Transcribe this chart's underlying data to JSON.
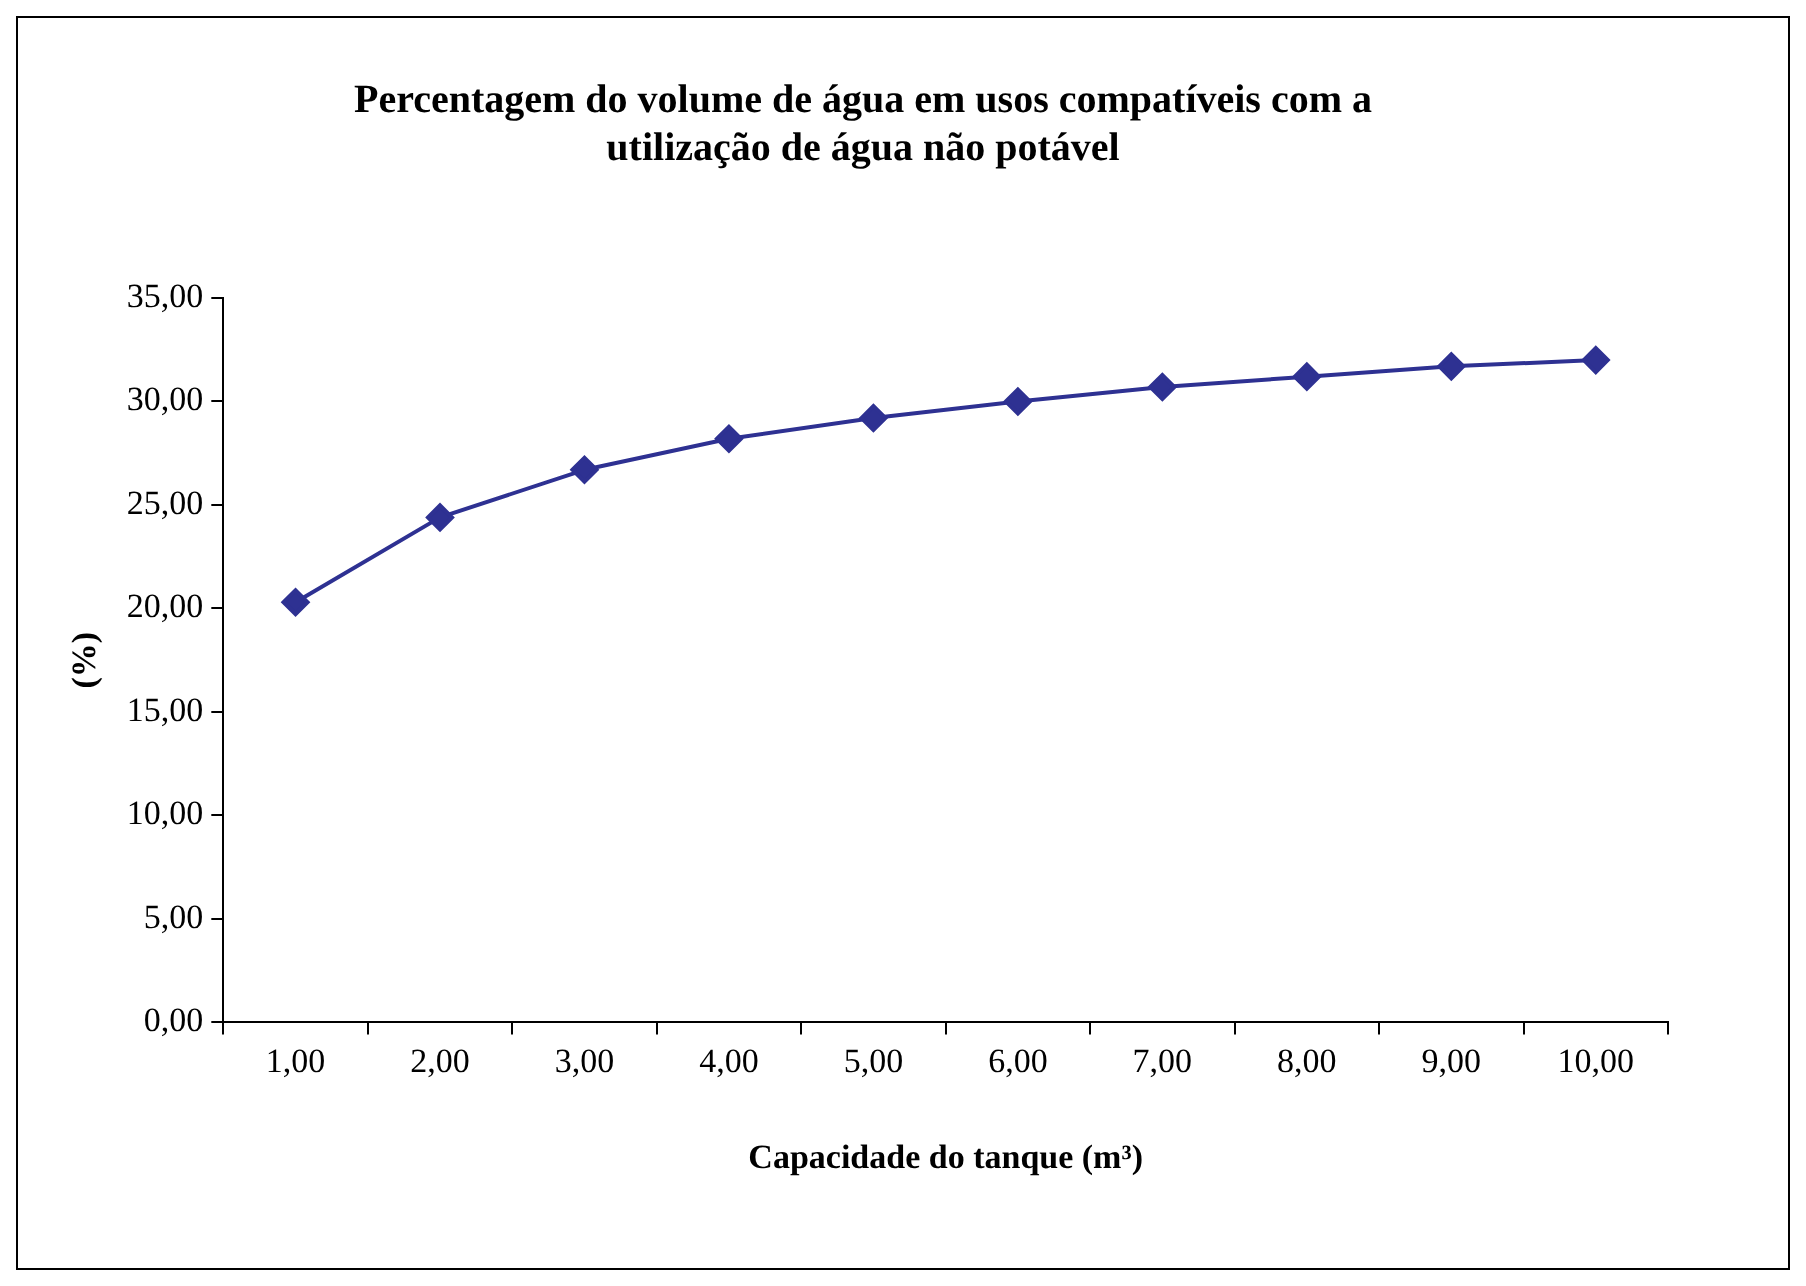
{
  "chart_data": {
    "type": "line",
    "title": "Percentagem do volume de água em usos compatíveis com a utilização de água não potável",
    "xlabel": "Capacidade do tanque (m³)",
    "ylabel": "(%)",
    "categories": [
      "1,00",
      "2,00",
      "3,00",
      "4,00",
      "5,00",
      "6,00",
      "7,00",
      "8,00",
      "9,00",
      "10,00"
    ],
    "series": [
      {
        "color": "#2e3192",
        "values": [
          20.3,
          24.4,
          26.7,
          28.2,
          29.2,
          30.0,
          30.7,
          31.2,
          31.7,
          32.0
        ]
      }
    ],
    "ylim": [
      0,
      35
    ],
    "yticks": [
      {
        "value": 0,
        "label": "0,00"
      },
      {
        "value": 5,
        "label": "5,00"
      },
      {
        "value": 10,
        "label": "10,00"
      },
      {
        "value": 15,
        "label": "15,00"
      },
      {
        "value": 20,
        "label": "20,00"
      },
      {
        "value": 25,
        "label": "25,00"
      },
      {
        "value": 30,
        "label": "30,00"
      },
      {
        "value": 35,
        "label": "35,00"
      }
    ],
    "grid": false,
    "legend": false,
    "marker": "diamond",
    "line_style": "solid"
  }
}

^^^^^^^^

**WRITTEN REQUEST**
Retype all the records shown above, character for character. Omit every picture.

**TASK OUTPUT**
Transcribe this chart's underlying data to JSON.
{
  "chart_data": {
    "type": "line",
    "title": "Percentagem do volume de água em usos compatíveis com a utilização de água não potável",
    "xlabel": "Capacidade do tanque (m³)",
    "ylabel": "(%)",
    "categories": [
      "1,00",
      "2,00",
      "3,00",
      "4,00",
      "5,00",
      "6,00",
      "7,00",
      "8,00",
      "9,00",
      "10,00"
    ],
    "series": [
      {
        "color": "#2e3192",
        "values": [
          20.3,
          24.4,
          26.7,
          28.2,
          29.2,
          30.0,
          30.7,
          31.2,
          31.7,
          32.0
        ]
      }
    ],
    "ylim": [
      0,
      35
    ],
    "yticks": [
      {
        "value": 0,
        "label": "0,00"
      },
      {
        "value": 5,
        "label": "5,00"
      },
      {
        "value": 10,
        "label": "10,00"
      },
      {
        "value": 15,
        "label": "15,00"
      },
      {
        "value": 20,
        "label": "20,00"
      },
      {
        "value": 25,
        "label": "25,00"
      },
      {
        "value": 30,
        "label": "30,00"
      },
      {
        "value": 35,
        "label": "35,00"
      }
    ],
    "grid": false,
    "legend": false,
    "marker": "diamond",
    "line_style": "solid"
  }
}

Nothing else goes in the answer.